▶ WHAT THE TASK REQUIRES: Find the word "porcentaje" in the listing; pull out each line holding it.
[start DATA FOR THE TASK]
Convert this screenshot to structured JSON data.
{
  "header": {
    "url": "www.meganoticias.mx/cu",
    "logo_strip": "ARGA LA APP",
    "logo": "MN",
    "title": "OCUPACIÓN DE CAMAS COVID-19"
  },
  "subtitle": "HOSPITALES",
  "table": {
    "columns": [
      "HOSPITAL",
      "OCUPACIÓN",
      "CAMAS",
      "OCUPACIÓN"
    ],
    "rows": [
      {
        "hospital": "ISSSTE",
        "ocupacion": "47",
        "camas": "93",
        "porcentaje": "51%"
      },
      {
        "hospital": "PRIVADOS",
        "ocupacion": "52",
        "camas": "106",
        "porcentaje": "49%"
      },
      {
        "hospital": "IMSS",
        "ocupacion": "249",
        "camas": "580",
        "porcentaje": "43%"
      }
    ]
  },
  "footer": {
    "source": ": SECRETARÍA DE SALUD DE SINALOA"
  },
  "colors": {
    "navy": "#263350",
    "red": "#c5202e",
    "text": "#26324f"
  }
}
[end DATA FOR THE TASK]
▶ RESPONSE FOR THIS EXERCISE:
        "porcentaje": "51%"
        "porcentaje": "49%"
        "porcentaje": "43%"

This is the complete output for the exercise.